Which lines in the material below contain the word "улица"? Copy each of them.

Begin Task inputs

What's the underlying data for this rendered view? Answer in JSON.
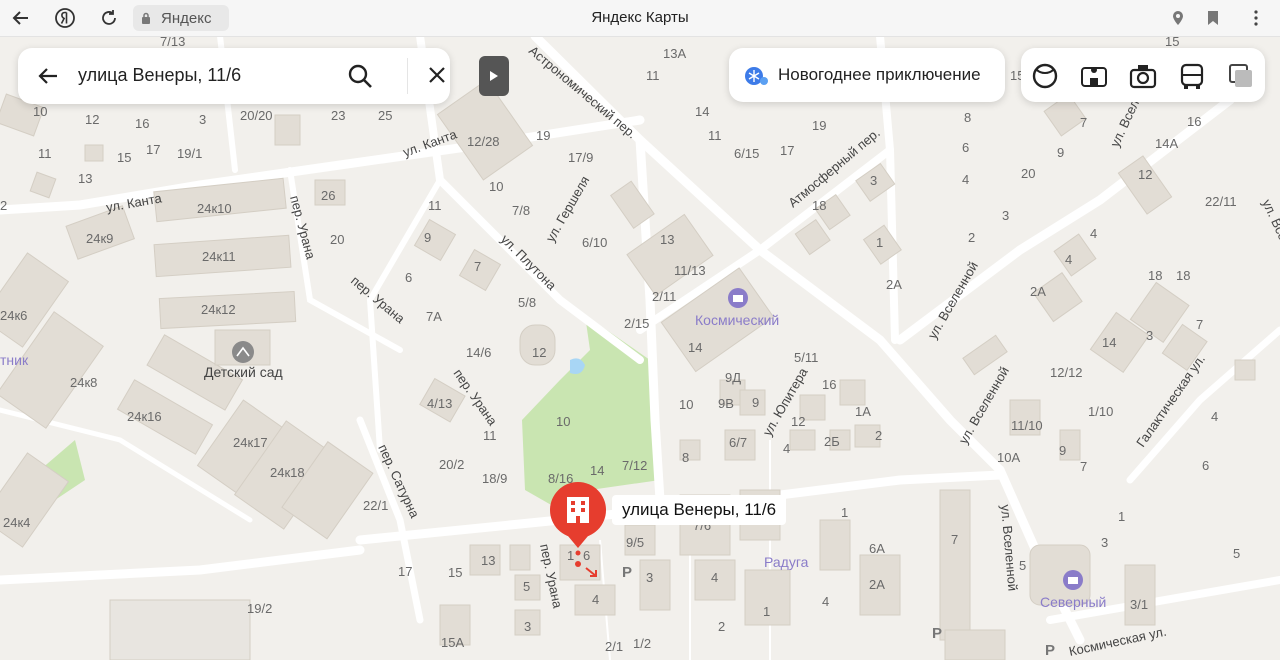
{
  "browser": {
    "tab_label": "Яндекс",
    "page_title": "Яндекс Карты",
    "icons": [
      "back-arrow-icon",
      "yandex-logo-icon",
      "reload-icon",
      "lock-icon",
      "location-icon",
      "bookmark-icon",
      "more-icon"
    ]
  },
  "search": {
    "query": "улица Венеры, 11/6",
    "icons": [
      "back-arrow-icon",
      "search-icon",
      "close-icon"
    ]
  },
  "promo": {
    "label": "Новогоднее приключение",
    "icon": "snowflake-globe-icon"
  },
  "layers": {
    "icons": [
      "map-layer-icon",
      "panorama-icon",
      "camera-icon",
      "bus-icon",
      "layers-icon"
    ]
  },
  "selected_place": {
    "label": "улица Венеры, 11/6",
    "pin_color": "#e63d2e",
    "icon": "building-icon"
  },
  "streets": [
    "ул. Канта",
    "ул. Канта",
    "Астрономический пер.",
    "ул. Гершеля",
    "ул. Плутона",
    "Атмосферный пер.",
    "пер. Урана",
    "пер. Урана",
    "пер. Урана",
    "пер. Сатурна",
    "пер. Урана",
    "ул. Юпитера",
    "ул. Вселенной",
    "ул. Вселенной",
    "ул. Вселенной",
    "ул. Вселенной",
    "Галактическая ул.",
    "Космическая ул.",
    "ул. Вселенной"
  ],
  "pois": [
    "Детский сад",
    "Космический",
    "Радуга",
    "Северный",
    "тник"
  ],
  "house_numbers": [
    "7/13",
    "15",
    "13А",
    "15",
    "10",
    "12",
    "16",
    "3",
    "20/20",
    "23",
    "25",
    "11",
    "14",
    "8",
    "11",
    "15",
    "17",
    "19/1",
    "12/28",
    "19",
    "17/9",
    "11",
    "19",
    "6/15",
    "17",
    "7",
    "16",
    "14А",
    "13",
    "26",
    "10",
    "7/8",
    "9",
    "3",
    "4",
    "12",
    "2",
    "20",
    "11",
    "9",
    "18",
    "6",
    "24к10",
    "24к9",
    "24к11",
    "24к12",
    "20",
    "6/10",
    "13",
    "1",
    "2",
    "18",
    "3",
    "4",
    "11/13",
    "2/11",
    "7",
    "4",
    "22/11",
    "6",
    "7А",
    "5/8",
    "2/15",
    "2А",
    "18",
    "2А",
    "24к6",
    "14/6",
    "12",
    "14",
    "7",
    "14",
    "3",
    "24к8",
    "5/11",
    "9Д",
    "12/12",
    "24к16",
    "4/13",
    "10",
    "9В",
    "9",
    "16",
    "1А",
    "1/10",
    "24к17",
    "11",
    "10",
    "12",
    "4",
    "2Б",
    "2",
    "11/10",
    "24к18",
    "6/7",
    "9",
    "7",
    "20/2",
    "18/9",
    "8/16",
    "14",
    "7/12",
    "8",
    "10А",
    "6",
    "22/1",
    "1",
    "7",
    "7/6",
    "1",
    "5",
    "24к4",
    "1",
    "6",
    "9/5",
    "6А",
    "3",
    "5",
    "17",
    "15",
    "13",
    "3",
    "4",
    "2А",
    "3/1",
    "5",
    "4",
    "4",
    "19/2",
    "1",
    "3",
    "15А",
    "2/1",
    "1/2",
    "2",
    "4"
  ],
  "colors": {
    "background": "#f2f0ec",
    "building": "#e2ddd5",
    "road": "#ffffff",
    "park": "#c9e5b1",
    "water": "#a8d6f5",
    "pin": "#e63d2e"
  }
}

End Task inputs

In response:
    "query": "улица Венеры, 11/6",
    "label": "улица Венеры, 11/6",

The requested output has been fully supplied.